Exercise goal: Below is a block of records; repeat each one exactly.

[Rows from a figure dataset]
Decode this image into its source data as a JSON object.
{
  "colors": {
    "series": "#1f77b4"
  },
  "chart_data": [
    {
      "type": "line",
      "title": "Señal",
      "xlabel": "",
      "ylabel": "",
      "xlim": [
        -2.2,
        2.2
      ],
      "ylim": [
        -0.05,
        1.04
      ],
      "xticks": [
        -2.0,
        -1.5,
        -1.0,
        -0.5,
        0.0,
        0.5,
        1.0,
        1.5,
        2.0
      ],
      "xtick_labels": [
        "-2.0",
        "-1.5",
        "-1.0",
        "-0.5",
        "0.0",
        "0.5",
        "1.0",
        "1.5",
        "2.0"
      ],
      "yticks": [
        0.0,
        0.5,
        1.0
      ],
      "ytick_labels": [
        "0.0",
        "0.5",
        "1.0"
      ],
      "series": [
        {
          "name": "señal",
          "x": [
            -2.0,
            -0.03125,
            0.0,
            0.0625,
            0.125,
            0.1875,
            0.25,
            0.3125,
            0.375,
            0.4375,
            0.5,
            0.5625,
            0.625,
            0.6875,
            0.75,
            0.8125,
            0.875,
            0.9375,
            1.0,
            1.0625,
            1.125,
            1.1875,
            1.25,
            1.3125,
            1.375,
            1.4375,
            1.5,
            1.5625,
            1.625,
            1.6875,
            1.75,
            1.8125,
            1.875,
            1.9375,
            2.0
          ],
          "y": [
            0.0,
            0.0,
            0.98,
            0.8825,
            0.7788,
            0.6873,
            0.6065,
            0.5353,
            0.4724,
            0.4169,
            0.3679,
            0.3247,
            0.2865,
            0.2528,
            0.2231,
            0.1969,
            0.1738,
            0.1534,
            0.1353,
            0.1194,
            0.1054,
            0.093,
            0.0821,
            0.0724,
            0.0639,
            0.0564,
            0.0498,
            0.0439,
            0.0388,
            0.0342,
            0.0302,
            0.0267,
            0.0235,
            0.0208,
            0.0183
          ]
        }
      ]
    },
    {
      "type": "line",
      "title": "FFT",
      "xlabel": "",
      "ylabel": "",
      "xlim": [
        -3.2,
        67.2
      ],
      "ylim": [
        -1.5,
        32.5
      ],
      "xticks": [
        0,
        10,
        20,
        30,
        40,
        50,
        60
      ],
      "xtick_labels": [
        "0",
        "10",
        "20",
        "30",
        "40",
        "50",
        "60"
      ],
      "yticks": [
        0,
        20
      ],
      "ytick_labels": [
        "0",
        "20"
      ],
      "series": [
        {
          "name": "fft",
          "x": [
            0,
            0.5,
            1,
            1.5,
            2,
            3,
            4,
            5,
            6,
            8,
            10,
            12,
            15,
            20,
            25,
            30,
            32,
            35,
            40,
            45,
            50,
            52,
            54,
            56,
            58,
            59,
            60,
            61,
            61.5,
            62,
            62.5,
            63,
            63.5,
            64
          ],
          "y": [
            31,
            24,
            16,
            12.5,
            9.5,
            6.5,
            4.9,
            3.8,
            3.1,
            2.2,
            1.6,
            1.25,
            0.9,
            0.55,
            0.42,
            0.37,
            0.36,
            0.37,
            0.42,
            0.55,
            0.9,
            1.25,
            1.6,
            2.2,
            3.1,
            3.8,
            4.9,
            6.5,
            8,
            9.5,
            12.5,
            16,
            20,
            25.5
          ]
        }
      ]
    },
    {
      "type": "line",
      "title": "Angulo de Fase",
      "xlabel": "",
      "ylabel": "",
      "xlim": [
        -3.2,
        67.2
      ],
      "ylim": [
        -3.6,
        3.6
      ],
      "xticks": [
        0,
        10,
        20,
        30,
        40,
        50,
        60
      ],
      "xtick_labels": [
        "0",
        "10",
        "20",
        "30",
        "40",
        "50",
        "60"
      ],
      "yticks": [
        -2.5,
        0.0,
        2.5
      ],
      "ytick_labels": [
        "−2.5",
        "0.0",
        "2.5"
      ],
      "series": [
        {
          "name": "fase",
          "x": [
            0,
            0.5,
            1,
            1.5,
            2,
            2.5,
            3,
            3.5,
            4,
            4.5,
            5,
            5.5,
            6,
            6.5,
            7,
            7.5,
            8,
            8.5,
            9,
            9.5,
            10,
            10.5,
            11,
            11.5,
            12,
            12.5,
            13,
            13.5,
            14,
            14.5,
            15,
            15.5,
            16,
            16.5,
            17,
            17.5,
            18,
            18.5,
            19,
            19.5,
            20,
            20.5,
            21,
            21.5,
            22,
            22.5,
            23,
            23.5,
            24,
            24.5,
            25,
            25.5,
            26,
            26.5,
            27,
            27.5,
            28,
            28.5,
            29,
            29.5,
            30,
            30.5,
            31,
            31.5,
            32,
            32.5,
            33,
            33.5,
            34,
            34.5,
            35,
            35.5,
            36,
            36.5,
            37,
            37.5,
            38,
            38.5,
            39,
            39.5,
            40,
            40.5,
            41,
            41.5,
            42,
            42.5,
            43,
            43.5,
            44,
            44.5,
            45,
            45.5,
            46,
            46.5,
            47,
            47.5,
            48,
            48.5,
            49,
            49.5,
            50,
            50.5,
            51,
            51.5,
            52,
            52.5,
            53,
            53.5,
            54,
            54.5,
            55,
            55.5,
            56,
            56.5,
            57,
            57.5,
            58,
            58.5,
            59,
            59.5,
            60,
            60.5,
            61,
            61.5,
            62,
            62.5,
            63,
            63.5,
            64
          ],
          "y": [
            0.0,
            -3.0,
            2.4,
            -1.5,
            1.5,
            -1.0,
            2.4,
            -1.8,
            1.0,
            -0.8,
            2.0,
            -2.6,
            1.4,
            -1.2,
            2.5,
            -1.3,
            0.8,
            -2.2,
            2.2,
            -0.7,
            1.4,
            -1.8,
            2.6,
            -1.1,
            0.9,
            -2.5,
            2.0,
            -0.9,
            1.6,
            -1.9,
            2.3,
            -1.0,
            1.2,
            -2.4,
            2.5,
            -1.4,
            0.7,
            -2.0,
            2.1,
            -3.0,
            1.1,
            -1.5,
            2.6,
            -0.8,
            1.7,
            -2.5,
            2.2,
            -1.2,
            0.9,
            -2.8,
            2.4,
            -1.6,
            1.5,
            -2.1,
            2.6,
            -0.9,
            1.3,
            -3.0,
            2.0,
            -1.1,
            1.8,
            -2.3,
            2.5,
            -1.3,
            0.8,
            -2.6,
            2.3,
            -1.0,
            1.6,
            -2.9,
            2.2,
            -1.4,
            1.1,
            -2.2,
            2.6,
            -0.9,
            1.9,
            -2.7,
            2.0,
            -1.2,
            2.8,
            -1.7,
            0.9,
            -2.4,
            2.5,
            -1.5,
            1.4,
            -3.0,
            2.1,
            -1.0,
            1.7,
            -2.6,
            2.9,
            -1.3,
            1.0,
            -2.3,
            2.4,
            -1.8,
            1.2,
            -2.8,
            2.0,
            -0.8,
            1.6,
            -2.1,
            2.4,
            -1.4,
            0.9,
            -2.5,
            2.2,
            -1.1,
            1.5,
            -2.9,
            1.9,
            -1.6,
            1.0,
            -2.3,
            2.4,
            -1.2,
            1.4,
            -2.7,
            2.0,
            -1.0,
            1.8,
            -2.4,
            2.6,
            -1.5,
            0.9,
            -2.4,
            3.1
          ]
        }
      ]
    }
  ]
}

Result for this exercise:
Decode this image into its source data as a JSON object.
{
  "colors": {
    "series": "#1f77b4"
  },
  "chart_data": [
    {
      "type": "line",
      "title": "Señal",
      "xlabel": "",
      "ylabel": "",
      "xlim": [
        -2.2,
        2.2
      ],
      "ylim": [
        -0.05,
        1.04
      ],
      "xticks": [
        -2.0,
        -1.5,
        -1.0,
        -0.5,
        0.0,
        0.5,
        1.0,
        1.5,
        2.0
      ],
      "xtick_labels": [
        "-2.0",
        "-1.5",
        "-1.0",
        "-0.5",
        "0.0",
        "0.5",
        "1.0",
        "1.5",
        "2.0"
      ],
      "yticks": [
        0.0,
        0.5,
        1.0
      ],
      "ytick_labels": [
        "0.0",
        "0.5",
        "1.0"
      ],
      "series": [
        {
          "name": "señal",
          "x": [
            -2.0,
            -0.03125,
            0.0,
            0.0625,
            0.125,
            0.1875,
            0.25,
            0.3125,
            0.375,
            0.4375,
            0.5,
            0.5625,
            0.625,
            0.6875,
            0.75,
            0.8125,
            0.875,
            0.9375,
            1.0,
            1.0625,
            1.125,
            1.1875,
            1.25,
            1.3125,
            1.375,
            1.4375,
            1.5,
            1.5625,
            1.625,
            1.6875,
            1.75,
            1.8125,
            1.875,
            1.9375,
            2.0
          ],
          "y": [
            0.0,
            0.0,
            0.98,
            0.8825,
            0.7788,
            0.6873,
            0.6065,
            0.5353,
            0.4724,
            0.4169,
            0.3679,
            0.3247,
            0.2865,
            0.2528,
            0.2231,
            0.1969,
            0.1738,
            0.1534,
            0.1353,
            0.1194,
            0.1054,
            0.093,
            0.0821,
            0.0724,
            0.0639,
            0.0564,
            0.0498,
            0.0439,
            0.0388,
            0.0342,
            0.0302,
            0.0267,
            0.0235,
            0.0208,
            0.0183
          ]
        }
      ]
    },
    {
      "type": "line",
      "title": "FFT",
      "xlabel": "",
      "ylabel": "",
      "xlim": [
        -3.2,
        67.2
      ],
      "ylim": [
        -1.5,
        32.5
      ],
      "xticks": [
        0,
        10,
        20,
        30,
        40,
        50,
        60
      ],
      "xtick_labels": [
        "0",
        "10",
        "20",
        "30",
        "40",
        "50",
        "60"
      ],
      "yticks": [
        0,
        20
      ],
      "ytick_labels": [
        "0",
        "20"
      ],
      "series": [
        {
          "name": "fft",
          "x": [
            0,
            0.5,
            1,
            1.5,
            2,
            3,
            4,
            5,
            6,
            8,
            10,
            12,
            15,
            20,
            25,
            30,
            32,
            35,
            40,
            45,
            50,
            52,
            54,
            56,
            58,
            59,
            60,
            61,
            61.5,
            62,
            62.5,
            63,
            63.5,
            64
          ],
          "y": [
            31,
            24,
            16,
            12.5,
            9.5,
            6.5,
            4.9,
            3.8,
            3.1,
            2.2,
            1.6,
            1.25,
            0.9,
            0.55,
            0.42,
            0.37,
            0.36,
            0.37,
            0.42,
            0.55,
            0.9,
            1.25,
            1.6,
            2.2,
            3.1,
            3.8,
            4.9,
            6.5,
            8,
            9.5,
            12.5,
            16,
            20,
            25.5
          ]
        }
      ]
    },
    {
      "type": "line",
      "title": "Angulo de Fase",
      "xlabel": "",
      "ylabel": "",
      "xlim": [
        -3.2,
        67.2
      ],
      "ylim": [
        -3.6,
        3.6
      ],
      "xticks": [
        0,
        10,
        20,
        30,
        40,
        50,
        60
      ],
      "xtick_labels": [
        "0",
        "10",
        "20",
        "30",
        "40",
        "50",
        "60"
      ],
      "yticks": [
        -2.5,
        0.0,
        2.5
      ],
      "ytick_labels": [
        "−2.5",
        "0.0",
        "2.5"
      ],
      "series": [
        {
          "name": "fase",
          "x": [
            0,
            0.5,
            1,
            1.5,
            2,
            2.5,
            3,
            3.5,
            4,
            4.5,
            5,
            5.5,
            6,
            6.5,
            7,
            7.5,
            8,
            8.5,
            9,
            9.5,
            10,
            10.5,
            11,
            11.5,
            12,
            12.5,
            13,
            13.5,
            14,
            14.5,
            15,
            15.5,
            16,
            16.5,
            17,
            17.5,
            18,
            18.5,
            19,
            19.5,
            20,
            20.5,
            21,
            21.5,
            22,
            22.5,
            23,
            23.5,
            24,
            24.5,
            25,
            25.5,
            26,
            26.5,
            27,
            27.5,
            28,
            28.5,
            29,
            29.5,
            30,
            30.5,
            31,
            31.5,
            32,
            32.5,
            33,
            33.5,
            34,
            34.5,
            35,
            35.5,
            36,
            36.5,
            37,
            37.5,
            38,
            38.5,
            39,
            39.5,
            40,
            40.5,
            41,
            41.5,
            42,
            42.5,
            43,
            43.5,
            44,
            44.5,
            45,
            45.5,
            46,
            46.5,
            47,
            47.5,
            48,
            48.5,
            49,
            49.5,
            50,
            50.5,
            51,
            51.5,
            52,
            52.5,
            53,
            53.5,
            54,
            54.5,
            55,
            55.5,
            56,
            56.5,
            57,
            57.5,
            58,
            58.5,
            59,
            59.5,
            60,
            60.5,
            61,
            61.5,
            62,
            62.5,
            63,
            63.5,
            64
          ],
          "y": [
            0.0,
            -3.0,
            2.4,
            -1.5,
            1.5,
            -1.0,
            2.4,
            -1.8,
            1.0,
            -0.8,
            2.0,
            -2.6,
            1.4,
            -1.2,
            2.5,
            -1.3,
            0.8,
            -2.2,
            2.2,
            -0.7,
            1.4,
            -1.8,
            2.6,
            -1.1,
            0.9,
            -2.5,
            2.0,
            -0.9,
            1.6,
            -1.9,
            2.3,
            -1.0,
            1.2,
            -2.4,
            2.5,
            -1.4,
            0.7,
            -2.0,
            2.1,
            -3.0,
            1.1,
            -1.5,
            2.6,
            -0.8,
            1.7,
            -2.5,
            2.2,
            -1.2,
            0.9,
            -2.8,
            2.4,
            -1.6,
            1.5,
            -2.1,
            2.6,
            -0.9,
            1.3,
            -3.0,
            2.0,
            -1.1,
            1.8,
            -2.3,
            2.5,
            -1.3,
            0.8,
            -2.6,
            2.3,
            -1.0,
            1.6,
            -2.9,
            2.2,
            -1.4,
            1.1,
            -2.2,
            2.6,
            -0.9,
            1.9,
            -2.7,
            2.0,
            -1.2,
            2.8,
            -1.7,
            0.9,
            -2.4,
            2.5,
            -1.5,
            1.4,
            -3.0,
            2.1,
            -1.0,
            1.7,
            -2.6,
            2.9,
            -1.3,
            1.0,
            -2.3,
            2.4,
            -1.8,
            1.2,
            -2.8,
            2.0,
            -0.8,
            1.6,
            -2.1,
            2.4,
            -1.4,
            0.9,
            -2.5,
            2.2,
            -1.1,
            1.5,
            -2.9,
            1.9,
            -1.6,
            1.0,
            -2.3,
            2.4,
            -1.2,
            1.4,
            -2.7,
            2.0,
            -1.0,
            1.8,
            -2.4,
            2.6,
            -1.5,
            0.9,
            -2.4,
            3.1
          ]
        }
      ]
    }
  ]
}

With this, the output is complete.